RECORD EXCERPTS >>
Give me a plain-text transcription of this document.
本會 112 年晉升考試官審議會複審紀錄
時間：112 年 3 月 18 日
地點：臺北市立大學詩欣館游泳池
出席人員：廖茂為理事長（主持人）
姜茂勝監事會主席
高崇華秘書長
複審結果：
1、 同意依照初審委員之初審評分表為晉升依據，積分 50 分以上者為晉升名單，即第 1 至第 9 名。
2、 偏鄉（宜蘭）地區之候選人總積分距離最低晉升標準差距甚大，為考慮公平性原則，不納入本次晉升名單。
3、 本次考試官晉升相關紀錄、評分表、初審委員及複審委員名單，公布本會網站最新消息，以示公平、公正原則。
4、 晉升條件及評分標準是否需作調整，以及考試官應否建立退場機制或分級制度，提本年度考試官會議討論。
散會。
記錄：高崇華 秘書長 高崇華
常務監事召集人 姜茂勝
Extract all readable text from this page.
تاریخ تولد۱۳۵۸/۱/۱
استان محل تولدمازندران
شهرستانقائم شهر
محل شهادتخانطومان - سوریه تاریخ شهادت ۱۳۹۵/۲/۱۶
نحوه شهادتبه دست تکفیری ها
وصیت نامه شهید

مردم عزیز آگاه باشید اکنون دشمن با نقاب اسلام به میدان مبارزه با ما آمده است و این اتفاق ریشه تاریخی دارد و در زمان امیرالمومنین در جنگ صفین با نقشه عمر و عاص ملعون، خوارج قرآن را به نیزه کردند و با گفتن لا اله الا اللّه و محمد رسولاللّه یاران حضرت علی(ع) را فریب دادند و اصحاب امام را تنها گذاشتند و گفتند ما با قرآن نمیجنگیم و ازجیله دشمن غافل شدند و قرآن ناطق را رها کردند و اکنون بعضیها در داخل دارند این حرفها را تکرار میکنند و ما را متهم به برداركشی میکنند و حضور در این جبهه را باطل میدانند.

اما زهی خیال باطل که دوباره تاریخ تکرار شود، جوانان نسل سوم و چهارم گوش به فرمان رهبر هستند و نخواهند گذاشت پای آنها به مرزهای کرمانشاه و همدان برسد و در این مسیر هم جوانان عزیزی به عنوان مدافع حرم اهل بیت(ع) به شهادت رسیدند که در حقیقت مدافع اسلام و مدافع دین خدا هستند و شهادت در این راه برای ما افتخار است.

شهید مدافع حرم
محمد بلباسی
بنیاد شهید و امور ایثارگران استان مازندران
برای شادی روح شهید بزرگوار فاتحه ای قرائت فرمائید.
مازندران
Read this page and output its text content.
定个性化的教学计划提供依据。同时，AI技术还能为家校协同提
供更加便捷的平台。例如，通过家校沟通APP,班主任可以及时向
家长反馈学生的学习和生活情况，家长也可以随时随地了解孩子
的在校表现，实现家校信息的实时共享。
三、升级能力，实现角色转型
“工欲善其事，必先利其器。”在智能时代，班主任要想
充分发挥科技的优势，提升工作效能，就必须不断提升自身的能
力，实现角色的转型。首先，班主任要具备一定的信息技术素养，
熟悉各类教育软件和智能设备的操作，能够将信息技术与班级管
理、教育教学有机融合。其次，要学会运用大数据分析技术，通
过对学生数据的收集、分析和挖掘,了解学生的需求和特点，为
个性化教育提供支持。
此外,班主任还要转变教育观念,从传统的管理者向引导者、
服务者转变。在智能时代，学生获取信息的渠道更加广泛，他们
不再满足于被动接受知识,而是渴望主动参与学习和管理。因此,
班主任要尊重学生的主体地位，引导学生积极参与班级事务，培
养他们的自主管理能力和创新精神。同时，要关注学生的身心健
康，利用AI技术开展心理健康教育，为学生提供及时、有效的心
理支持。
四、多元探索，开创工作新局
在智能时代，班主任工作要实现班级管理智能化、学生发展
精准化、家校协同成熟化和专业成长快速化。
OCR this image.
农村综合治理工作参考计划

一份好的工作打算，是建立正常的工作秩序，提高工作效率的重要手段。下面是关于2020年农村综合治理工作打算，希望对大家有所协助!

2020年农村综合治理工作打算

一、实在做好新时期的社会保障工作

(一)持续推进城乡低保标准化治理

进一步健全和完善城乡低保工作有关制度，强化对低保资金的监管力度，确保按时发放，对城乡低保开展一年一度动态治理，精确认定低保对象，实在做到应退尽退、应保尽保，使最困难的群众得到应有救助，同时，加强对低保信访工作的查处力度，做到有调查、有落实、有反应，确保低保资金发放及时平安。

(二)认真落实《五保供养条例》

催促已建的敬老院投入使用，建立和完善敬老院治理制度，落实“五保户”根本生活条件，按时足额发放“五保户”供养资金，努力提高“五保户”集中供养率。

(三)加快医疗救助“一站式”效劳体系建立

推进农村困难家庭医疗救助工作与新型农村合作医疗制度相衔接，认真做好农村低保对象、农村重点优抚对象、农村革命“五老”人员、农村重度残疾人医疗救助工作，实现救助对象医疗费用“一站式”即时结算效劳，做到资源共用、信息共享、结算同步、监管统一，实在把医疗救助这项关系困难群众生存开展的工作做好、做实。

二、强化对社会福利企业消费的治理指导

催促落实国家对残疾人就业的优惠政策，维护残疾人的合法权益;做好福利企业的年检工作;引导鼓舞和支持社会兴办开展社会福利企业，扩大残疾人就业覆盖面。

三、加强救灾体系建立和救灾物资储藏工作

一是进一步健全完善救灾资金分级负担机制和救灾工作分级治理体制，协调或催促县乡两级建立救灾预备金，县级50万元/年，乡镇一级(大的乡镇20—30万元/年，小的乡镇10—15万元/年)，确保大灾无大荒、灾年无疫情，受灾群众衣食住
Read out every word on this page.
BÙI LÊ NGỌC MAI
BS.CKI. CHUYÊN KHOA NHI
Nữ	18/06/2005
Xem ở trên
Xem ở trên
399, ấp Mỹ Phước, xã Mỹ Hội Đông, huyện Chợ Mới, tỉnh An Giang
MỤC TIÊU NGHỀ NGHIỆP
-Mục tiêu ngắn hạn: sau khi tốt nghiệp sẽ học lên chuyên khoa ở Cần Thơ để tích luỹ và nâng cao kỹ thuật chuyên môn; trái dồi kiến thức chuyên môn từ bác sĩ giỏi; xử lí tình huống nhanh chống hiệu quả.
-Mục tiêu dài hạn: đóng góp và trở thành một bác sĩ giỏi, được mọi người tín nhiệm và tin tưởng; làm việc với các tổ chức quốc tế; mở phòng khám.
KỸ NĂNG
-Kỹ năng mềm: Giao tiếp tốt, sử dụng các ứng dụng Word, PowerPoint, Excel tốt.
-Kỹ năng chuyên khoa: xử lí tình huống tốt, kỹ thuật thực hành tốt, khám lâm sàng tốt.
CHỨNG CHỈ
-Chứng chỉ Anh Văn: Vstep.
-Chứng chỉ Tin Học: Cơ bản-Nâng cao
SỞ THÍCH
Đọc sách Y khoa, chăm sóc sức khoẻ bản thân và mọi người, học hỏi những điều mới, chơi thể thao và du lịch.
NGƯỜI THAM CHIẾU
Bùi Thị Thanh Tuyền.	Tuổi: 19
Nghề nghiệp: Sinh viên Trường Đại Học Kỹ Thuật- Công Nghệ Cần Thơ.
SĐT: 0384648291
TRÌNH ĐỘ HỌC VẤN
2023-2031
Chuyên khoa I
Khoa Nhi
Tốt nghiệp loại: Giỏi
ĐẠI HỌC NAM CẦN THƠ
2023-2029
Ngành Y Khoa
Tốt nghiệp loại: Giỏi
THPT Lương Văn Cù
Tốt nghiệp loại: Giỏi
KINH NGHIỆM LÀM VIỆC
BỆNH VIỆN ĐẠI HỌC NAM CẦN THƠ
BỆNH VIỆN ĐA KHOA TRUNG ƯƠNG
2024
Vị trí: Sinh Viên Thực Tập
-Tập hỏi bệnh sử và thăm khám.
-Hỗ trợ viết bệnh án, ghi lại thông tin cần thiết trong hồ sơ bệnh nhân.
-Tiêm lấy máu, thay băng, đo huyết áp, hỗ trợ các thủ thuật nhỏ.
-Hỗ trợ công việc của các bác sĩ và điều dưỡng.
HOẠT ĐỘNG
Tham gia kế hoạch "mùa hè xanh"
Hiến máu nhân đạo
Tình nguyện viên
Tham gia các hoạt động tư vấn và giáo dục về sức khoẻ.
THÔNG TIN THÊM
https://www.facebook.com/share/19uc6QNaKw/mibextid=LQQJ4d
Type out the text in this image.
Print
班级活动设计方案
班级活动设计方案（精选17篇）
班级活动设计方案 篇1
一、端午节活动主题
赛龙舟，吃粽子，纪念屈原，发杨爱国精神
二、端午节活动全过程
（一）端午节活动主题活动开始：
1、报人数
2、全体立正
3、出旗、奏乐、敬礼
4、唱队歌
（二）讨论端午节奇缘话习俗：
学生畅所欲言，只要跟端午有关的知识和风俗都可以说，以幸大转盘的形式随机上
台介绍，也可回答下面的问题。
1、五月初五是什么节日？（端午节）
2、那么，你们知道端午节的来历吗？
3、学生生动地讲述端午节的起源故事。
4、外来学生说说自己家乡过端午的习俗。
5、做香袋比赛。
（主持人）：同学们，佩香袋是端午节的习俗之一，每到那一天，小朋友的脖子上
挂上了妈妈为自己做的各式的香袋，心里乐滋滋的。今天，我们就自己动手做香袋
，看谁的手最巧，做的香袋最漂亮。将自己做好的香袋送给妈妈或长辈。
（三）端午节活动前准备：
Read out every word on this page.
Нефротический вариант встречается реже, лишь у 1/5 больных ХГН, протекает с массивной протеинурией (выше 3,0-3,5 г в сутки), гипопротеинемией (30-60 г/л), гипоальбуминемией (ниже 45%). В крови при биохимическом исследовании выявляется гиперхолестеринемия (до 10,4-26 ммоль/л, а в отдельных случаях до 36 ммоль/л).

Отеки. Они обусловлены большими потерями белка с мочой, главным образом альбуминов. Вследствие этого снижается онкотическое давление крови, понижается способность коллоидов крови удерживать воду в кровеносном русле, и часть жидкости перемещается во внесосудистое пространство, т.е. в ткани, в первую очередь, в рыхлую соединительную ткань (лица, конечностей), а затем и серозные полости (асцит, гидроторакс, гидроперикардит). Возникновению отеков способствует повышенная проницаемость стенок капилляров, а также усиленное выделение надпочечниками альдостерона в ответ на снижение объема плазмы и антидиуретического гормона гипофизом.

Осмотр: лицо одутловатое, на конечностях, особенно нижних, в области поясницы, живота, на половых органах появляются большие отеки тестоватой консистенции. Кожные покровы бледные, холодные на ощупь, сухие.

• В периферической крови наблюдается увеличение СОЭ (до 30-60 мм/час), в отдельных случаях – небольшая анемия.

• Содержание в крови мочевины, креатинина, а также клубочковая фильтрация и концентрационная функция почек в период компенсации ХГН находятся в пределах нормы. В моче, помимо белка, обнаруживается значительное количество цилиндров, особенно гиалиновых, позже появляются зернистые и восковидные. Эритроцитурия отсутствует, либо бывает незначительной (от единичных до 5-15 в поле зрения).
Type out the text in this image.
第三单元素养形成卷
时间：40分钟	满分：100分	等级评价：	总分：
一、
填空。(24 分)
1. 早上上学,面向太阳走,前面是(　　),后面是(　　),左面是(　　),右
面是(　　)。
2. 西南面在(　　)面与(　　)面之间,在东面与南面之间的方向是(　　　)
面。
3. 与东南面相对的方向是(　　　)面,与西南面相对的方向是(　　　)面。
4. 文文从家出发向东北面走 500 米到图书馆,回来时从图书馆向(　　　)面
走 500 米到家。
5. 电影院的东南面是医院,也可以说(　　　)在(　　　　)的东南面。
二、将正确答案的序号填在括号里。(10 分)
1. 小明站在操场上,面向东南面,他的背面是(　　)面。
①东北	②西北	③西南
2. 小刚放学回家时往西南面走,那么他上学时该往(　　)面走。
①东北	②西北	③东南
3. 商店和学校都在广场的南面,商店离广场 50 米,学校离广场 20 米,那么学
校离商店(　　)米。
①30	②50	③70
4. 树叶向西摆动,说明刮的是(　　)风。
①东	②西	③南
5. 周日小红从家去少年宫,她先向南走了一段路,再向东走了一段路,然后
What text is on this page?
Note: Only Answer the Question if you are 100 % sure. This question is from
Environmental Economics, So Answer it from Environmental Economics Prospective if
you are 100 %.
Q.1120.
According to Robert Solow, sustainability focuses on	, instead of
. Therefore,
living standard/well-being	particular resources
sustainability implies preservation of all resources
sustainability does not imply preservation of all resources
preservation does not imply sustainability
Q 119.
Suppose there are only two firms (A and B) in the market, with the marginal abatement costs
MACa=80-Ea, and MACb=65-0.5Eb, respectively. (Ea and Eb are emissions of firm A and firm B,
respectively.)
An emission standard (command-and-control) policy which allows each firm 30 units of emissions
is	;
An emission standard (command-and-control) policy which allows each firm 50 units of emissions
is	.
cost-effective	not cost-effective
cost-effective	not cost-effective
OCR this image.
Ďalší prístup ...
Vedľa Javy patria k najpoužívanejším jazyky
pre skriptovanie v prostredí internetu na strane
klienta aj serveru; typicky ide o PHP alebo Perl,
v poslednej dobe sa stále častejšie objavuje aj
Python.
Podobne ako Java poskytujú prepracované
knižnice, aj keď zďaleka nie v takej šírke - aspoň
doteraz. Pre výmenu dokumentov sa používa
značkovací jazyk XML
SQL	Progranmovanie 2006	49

THE EXERCISE >> Repeat, word for word, every line from the line that contains "What text is on this page?" to the end of the entries; include both of those lines and no others.

TASK SOLUTION >>
What text is on this page?
Note: Only Answer the Question if you are 100 % sure. This question is from
Environmental Economics, So Answer it from Environmental Economics Prospective if
you are 100 %.
Q.1120.
According to Robert Solow, sustainability focuses on	, instead of
. Therefore,
living standard/well-being	particular resources
sustainability implies preservation of all resources
sustainability does not imply preservation of all resources
preservation does not imply sustainability
Q 119.
Suppose there are only two firms (A and B) in the market, with the marginal abatement costs
MACa=80-Ea, and MACb=65-0.5Eb, respectively. (Ea and Eb are emissions of firm A and firm B,
respectively.)
An emission standard (command-and-control) policy which allows each firm 30 units of emissions
is	;
An emission standard (command-and-control) policy which allows each firm 50 units of emissions
is	.
cost-effective	not cost-effective
cost-effective	not cost-effective
OCR this image.
Ďalší prístup ...
Vedľa Javy patria k najpoužívanejším jazyky
pre skriptovanie v prostredí internetu na strane
klienta aj serveru; typicky ide o PHP alebo Perl,
v poslednej dobe sa stále častejšie objavuje aj
Python.
Podobne ako Java poskytujú prepracované
knižnice, aj keď zďaleka nie v takej šírke - aspoň
doteraz. Pre výmenu dokumentov sa používa
značkovací jazyk XML
SQL	Progranmovanie 2006	49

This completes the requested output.